> _PROBLEM DESCRIPTION_:
Go through the entries below and return every line that contains "Total".

> _RECORDS FOR THIS EXERCISE_:
⟨

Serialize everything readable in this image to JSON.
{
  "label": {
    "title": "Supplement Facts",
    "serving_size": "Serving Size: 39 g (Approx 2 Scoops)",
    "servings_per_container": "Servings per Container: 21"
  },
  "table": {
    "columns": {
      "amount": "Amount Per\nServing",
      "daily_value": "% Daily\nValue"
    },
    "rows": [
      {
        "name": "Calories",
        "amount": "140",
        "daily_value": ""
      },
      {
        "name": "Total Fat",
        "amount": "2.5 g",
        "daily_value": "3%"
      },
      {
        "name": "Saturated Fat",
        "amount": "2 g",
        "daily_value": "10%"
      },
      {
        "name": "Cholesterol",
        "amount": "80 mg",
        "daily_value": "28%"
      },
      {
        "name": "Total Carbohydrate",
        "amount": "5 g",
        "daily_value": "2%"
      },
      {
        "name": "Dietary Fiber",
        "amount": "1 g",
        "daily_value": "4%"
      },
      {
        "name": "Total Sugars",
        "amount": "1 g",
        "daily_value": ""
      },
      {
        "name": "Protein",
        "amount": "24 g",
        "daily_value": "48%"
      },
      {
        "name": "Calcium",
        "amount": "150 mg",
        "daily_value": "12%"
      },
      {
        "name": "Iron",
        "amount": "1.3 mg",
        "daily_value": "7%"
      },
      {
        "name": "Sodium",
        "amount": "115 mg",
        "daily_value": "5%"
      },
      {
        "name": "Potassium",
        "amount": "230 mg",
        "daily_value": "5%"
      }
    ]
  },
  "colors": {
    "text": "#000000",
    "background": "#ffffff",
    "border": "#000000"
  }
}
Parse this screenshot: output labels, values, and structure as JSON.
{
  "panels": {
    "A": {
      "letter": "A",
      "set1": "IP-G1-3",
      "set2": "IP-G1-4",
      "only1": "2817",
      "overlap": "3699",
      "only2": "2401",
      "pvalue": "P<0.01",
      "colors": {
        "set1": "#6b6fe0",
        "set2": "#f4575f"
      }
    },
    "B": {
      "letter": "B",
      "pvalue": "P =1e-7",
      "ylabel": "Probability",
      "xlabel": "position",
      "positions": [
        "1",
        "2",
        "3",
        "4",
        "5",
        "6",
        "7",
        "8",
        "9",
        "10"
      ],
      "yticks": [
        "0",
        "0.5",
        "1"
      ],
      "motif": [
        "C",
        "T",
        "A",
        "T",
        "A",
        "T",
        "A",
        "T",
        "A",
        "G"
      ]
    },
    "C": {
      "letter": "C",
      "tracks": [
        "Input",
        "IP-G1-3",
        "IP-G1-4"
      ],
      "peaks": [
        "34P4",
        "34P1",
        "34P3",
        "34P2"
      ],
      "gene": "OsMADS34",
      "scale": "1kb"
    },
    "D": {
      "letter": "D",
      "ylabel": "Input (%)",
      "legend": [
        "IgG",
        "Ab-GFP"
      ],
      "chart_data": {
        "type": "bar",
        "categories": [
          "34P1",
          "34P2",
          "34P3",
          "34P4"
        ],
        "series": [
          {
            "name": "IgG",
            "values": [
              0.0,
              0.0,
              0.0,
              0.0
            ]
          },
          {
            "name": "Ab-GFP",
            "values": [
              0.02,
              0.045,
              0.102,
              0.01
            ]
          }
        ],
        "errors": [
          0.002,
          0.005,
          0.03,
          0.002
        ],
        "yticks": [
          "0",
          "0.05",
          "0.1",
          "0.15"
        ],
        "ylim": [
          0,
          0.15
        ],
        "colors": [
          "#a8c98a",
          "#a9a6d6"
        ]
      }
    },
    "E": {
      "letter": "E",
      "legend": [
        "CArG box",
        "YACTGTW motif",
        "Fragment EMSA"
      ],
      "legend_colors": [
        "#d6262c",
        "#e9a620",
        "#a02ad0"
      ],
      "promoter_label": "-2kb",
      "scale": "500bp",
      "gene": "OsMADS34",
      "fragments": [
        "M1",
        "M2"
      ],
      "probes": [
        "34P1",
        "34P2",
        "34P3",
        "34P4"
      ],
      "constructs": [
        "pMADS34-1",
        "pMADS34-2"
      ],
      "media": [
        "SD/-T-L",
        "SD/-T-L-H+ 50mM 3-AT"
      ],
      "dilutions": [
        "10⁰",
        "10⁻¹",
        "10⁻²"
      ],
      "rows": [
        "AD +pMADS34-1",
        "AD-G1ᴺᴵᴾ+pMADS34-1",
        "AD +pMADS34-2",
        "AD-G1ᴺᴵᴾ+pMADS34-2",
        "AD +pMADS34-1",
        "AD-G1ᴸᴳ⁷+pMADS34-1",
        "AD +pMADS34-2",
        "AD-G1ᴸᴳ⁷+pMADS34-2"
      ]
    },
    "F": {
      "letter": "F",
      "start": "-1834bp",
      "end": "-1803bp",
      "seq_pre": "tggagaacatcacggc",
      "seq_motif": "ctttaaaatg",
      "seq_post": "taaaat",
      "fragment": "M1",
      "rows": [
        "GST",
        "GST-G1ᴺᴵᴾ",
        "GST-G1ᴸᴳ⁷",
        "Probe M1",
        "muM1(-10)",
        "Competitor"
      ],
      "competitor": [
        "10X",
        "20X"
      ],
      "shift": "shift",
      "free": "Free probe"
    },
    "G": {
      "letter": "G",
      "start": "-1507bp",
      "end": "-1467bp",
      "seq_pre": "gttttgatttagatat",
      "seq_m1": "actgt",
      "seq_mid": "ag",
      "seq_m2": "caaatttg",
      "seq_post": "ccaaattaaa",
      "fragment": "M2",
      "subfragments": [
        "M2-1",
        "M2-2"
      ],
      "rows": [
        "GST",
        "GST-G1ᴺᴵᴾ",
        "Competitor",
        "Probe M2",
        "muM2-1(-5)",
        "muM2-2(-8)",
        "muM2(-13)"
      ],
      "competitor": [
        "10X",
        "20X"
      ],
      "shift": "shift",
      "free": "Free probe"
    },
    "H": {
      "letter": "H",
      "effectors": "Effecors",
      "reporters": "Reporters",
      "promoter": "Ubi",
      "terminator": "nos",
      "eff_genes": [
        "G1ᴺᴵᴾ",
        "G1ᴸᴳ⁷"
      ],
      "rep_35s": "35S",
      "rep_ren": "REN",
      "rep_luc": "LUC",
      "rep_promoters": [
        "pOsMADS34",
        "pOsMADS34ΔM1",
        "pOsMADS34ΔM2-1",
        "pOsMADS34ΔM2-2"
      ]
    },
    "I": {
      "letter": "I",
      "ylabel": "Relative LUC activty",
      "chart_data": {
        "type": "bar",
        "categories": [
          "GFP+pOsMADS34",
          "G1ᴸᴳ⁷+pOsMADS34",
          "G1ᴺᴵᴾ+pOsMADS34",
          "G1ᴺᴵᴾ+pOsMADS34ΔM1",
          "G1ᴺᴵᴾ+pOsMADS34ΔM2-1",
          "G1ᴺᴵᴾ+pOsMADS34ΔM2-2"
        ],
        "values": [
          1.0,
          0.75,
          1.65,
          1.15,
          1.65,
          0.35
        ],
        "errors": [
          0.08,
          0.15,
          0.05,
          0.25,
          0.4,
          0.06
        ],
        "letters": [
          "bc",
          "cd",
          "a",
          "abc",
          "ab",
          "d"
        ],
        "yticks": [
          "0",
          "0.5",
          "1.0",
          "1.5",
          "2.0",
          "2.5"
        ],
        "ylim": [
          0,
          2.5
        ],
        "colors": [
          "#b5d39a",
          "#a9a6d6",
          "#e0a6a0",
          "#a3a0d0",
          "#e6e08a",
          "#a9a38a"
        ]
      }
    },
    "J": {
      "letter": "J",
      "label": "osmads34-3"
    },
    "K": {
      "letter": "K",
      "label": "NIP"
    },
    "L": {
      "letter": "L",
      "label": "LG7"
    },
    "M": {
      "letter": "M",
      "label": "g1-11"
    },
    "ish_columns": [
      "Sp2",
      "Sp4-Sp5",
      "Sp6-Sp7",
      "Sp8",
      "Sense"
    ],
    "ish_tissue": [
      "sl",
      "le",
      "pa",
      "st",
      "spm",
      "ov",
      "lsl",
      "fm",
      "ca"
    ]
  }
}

⟩

> _RESPONSE TO THIS TASK_:
        "name": "Total Fat",
        "name": "Total Carbohydrate",
        "name": "Total Sugars",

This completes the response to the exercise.